(YOUR OBJECTIVE)
Without the pictures, repeat the listing character for character.

::: EXERCISE INPUTS

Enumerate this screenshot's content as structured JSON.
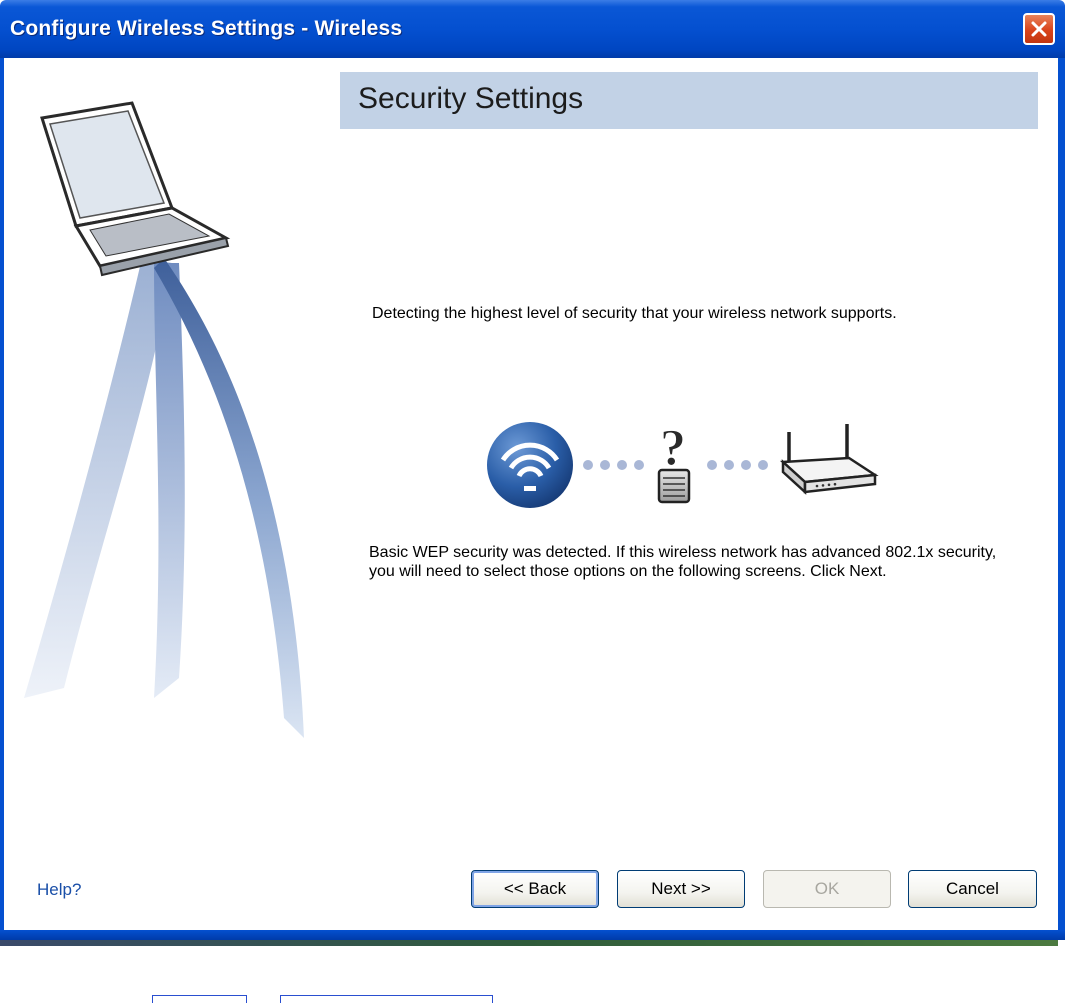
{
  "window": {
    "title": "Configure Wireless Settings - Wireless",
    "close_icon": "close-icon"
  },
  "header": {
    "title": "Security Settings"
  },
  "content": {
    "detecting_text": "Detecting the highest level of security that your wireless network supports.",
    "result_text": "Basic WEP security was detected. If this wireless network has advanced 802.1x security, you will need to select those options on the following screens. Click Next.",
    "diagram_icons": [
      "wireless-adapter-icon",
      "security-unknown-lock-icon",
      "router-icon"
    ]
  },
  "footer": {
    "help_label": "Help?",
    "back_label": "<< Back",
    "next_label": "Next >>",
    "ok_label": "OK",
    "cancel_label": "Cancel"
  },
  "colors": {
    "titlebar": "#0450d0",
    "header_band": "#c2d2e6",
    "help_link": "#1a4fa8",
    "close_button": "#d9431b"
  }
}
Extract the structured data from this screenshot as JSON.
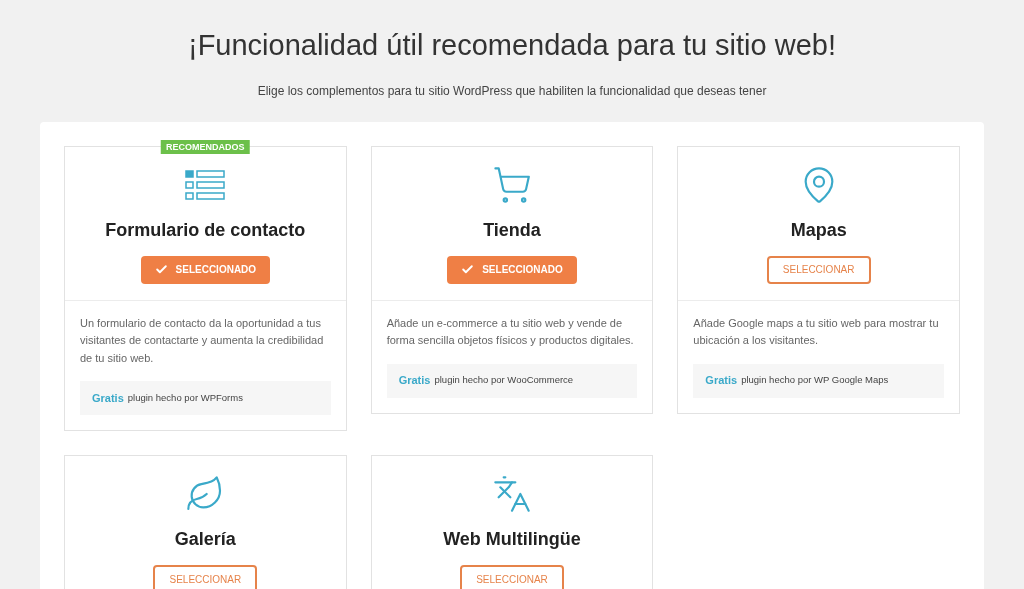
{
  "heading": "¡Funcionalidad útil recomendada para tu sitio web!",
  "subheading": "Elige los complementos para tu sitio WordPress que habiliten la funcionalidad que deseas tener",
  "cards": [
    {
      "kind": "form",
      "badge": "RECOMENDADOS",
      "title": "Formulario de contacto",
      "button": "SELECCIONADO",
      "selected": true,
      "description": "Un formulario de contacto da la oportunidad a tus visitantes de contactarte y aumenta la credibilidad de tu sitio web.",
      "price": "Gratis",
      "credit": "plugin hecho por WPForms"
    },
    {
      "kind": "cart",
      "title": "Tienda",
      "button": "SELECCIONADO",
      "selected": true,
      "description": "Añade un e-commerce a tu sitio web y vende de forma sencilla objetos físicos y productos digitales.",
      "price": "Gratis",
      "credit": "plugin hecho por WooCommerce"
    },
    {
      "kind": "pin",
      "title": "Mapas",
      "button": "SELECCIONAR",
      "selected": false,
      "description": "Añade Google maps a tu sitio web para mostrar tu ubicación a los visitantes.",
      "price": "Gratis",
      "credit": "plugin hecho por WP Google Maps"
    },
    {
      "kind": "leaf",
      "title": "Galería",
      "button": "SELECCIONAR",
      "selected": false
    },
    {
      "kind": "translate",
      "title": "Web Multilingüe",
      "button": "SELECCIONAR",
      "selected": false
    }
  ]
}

::::::

(ANSWER FOR THE TASK)
Enumerate this screenshot's content as structured JSON.
{
  "window": {
    "title": "Configure Wireless Settings - Wireless",
    "close_icon": "close-icon"
  },
  "header": {
    "title": "Security Settings"
  },
  "content": {
    "detecting_text": "Detecting the highest level of security that your wireless network supports.",
    "result_text": "Basic WEP security was detected. If this wireless network has advanced 802.1x security, you will need to select those options on the following screens. Click Next.",
    "diagram_icons": [
      "wireless-adapter-icon",
      "security-unknown-lock-icon",
      "router-icon"
    ]
  },
  "footer": {
    "help_label": "Help?",
    "back_label": "<< Back",
    "next_label": "Next >>",
    "ok_label": "OK",
    "cancel_label": "Cancel"
  },
  "colors": {
    "titlebar": "#0450d0",
    "header_band": "#c2d2e6",
    "help_link": "#1a4fa8",
    "close_button": "#d9431b"
  }
}
Extract the structured data from this screenshot as JSON.
{
  "heading": "¡Funcionalidad útil recomendada para tu sitio web!",
  "subheading": "Elige los complementos para tu sitio WordPress que habiliten la funcionalidad que deseas tener",
  "cards": [
    {
      "kind": "form",
      "badge": "RECOMENDADOS",
      "title": "Formulario de contacto",
      "button": "SELECCIONADO",
      "selected": true,
      "description": "Un formulario de contacto da la oportunidad a tus visitantes de contactarte y aumenta la credibilidad de tu sitio web.",
      "price": "Gratis",
      "credit": "plugin hecho por WPForms"
    },
    {
      "kind": "cart",
      "title": "Tienda",
      "button": "SELECCIONADO",
      "selected": true,
      "description": "Añade un e-commerce a tu sitio web y vende de forma sencilla objetos físicos y productos digitales.",
      "price": "Gratis",
      "credit": "plugin hecho por WooCommerce"
    },
    {
      "kind": "pin",
      "title": "Mapas",
      "button": "SELECCIONAR",
      "selected": false,
      "description": "Añade Google maps a tu sitio web para mostrar tu ubicación a los visitantes.",
      "price": "Gratis",
      "credit": "plugin hecho por WP Google Maps"
    },
    {
      "kind": "leaf",
      "title": "Galería",
      "button": "SELECCIONAR",
      "selected": false
    },
    {
      "kind": "translate",
      "title": "Web Multilingüe",
      "button": "SELECCIONAR",
      "selected": false
    }
  ]
}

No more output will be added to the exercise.